Quote the records that follow in full and exactly; leave out the pictures.

(Extracted records)
-=-=-=-=-

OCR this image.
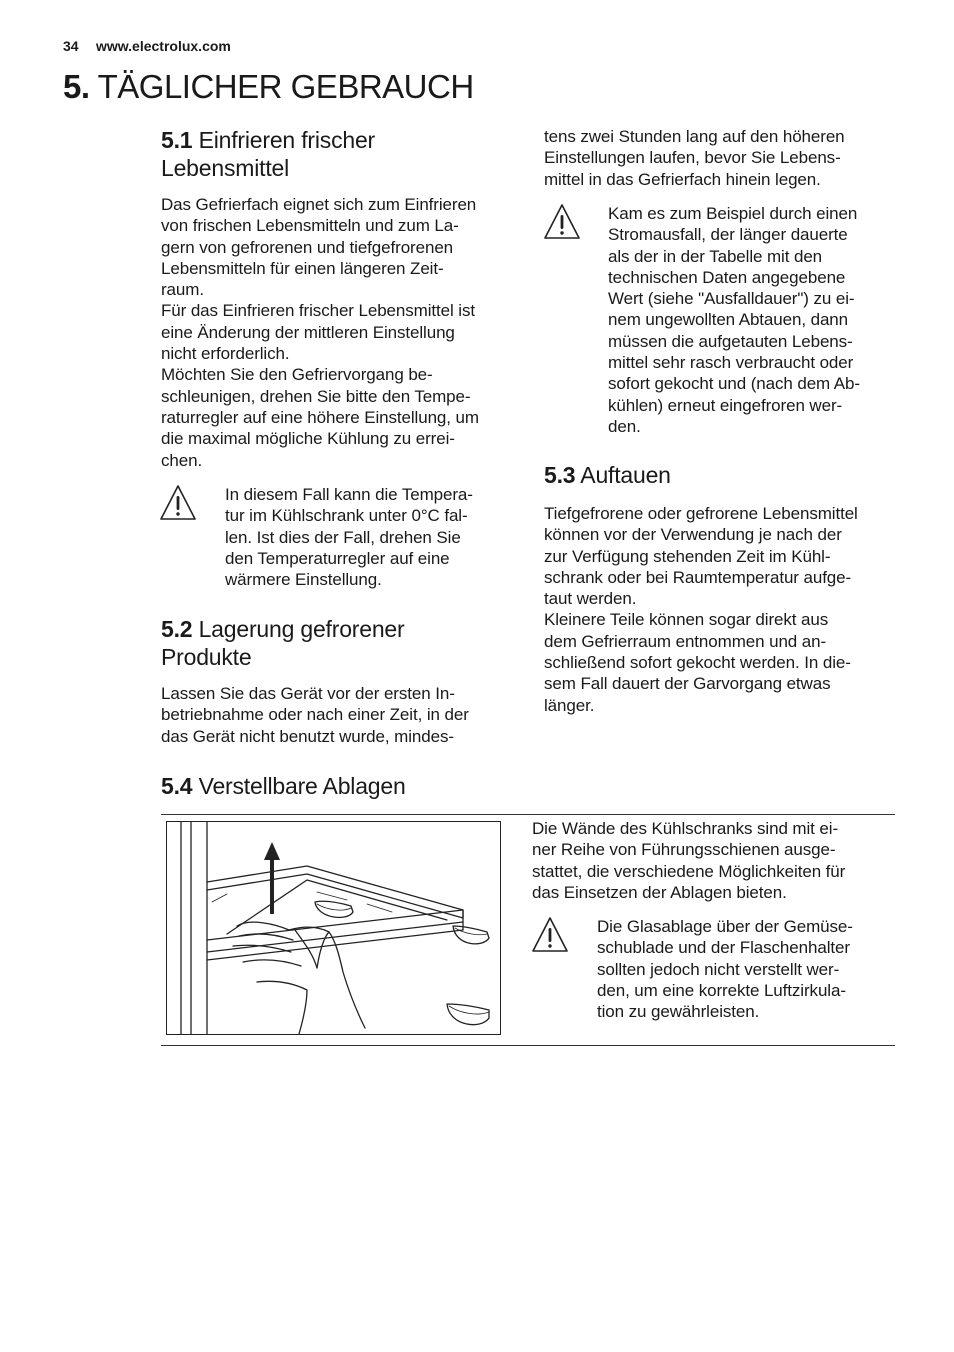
34 www.electrolux.com
5. TÄGLICHER GEBRAUCH
5.1 Einfrieren frischer
Lebensmittel
Das Gefrierfach eignet sich zum Einfrieren
von frischen Lebensmitteln und zum La-
gern von gefrorenen und tiefgefrorenen
Lebensmitteln für einen längeren Zeit-
raum.
Für das Einfrieren frischer Lebensmittel ist
eine Änderung der mittleren Einstellung
nicht erforderlich.
Möchten Sie den Gefriervorgang be-
schleunigen, drehen Sie bitte den Tempe-
raturregler auf eine höhere Einstellung, um
die maximal mögliche Kühlung zu errei-
chen.
In diesem Fall kann die Tempera-
tur im Kühlschrank unter 0°C fal-
len. Ist dies der Fall, drehen Sie
den Temperaturregler auf eine
wärmere Einstellung.
5.2 Lagerung gefrorener
Produkte
Lassen Sie das Gerät vor der ersten In-
betriebnahme oder nach einer Zeit, in der
das Gerät nicht benutzt wurde, mindes-
tens zwei Stunden lang auf den höheren
Einstellungen laufen, bevor Sie Lebens-
mittel in das Gefrierfach hinein legen.
Kam es zum Beispiel durch einen
Stromausfall, der länger dauerte
als der in der Tabelle mit den
technischen Daten angegebene
Wert (siehe "Ausfalldauer") zu ei-
nem ungewollten Abtauen, dann
müssen die aufgetauten Lebens-
mittel sehr rasch verbraucht oder
sofort gekocht und (nach dem Ab-
kühlen) erneut eingefroren wer-
den.
5.3 Auftauen
Tiefgefrorene oder gefrorene Lebensmittel
können vor der Verwendung je nach der
zur Verfügung stehenden Zeit im Kühl-
schrank oder bei Raumtemperatur aufge-
taut werden.
Kleinere Teile können sogar direkt aus
dem Gefrierraum entnommen und an-
schließend sofort gekocht werden. In die-
sem Fall dauert der Garvorgang etwas
länger.
5.4 Verstellbare Ablagen
Die Wände des Kühlschranks sind mit ei-
ner Reihe von Führungsschienen ausge-
stattet, die verschiedene Möglichkeiten für
das Einsetzen der Ablagen bieten.
Die Glasablage über der Gemüse-
schublade und der Flaschenhalter
sollten jedoch nicht verstellt wer-
den, um eine korrekte Luftzirkula-
tion zu gewährleisten.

-=-=-=-=-

Finished exercise:
OCR this image.
34 www.electrolux.com
5. TÄGLICHER GEBRAUCH
5.1 Einfrieren frischer
Lebensmittel
Das Gefrierfach eignet sich zum Einfrieren
von frischen Lebensmitteln und zum La-
gern von gefrorenen und tiefgefrorenen
Lebensmitteln für einen längeren Zeit-
raum.
Für das Einfrieren frischer Lebensmittel ist
eine Änderung der mittleren Einstellung
nicht erforderlich.
Möchten Sie den Gefriervorgang be-
schleunigen, drehen Sie bitte den Tempe-
raturregler auf eine höhere Einstellung, um
die maximal mögliche Kühlung zu errei-
chen.
In diesem Fall kann die Tempera-
tur im Kühlschrank unter 0°C fal-
len. Ist dies der Fall, drehen Sie
den Temperaturregler auf eine
wärmere Einstellung.
5.2 Lagerung gefrorener
Produkte
Lassen Sie das Gerät vor der ersten In-
betriebnahme oder nach einer Zeit, in der
das Gerät nicht benutzt wurde, mindes-
tens zwei Stunden lang auf den höheren
Einstellungen laufen, bevor Sie Lebens-
mittel in das Gefrierfach hinein legen.
Kam es zum Beispiel durch einen
Stromausfall, der länger dauerte
als der in der Tabelle mit den
technischen Daten angegebene
Wert (siehe "Ausfalldauer") zu ei-
nem ungewollten Abtauen, dann
müssen die aufgetauten Lebens-
mittel sehr rasch verbraucht oder
sofort gekocht und (nach dem Ab-
kühlen) erneut eingefroren wer-
den.
5.3 Auftauen
Tiefgefrorene oder gefrorene Lebensmittel
können vor der Verwendung je nach der
zur Verfügung stehenden Zeit im Kühl-
schrank oder bei Raumtemperatur aufge-
taut werden.
Kleinere Teile können sogar direkt aus
dem Gefrierraum entnommen und an-
schließend sofort gekocht werden. In die-
sem Fall dauert der Garvorgang etwas
länger.
5.4 Verstellbare Ablagen
Die Wände des Kühlschranks sind mit ei-
ner Reihe von Führungsschienen ausge-
stattet, die verschiedene Möglichkeiten für
das Einsetzen der Ablagen bieten.
Die Glasablage über der Gemüse-
schublade und der Flaschenhalter
sollten jedoch nicht verstellt wer-
den, um eine korrekte Luftzirkula-
tion zu gewährleisten.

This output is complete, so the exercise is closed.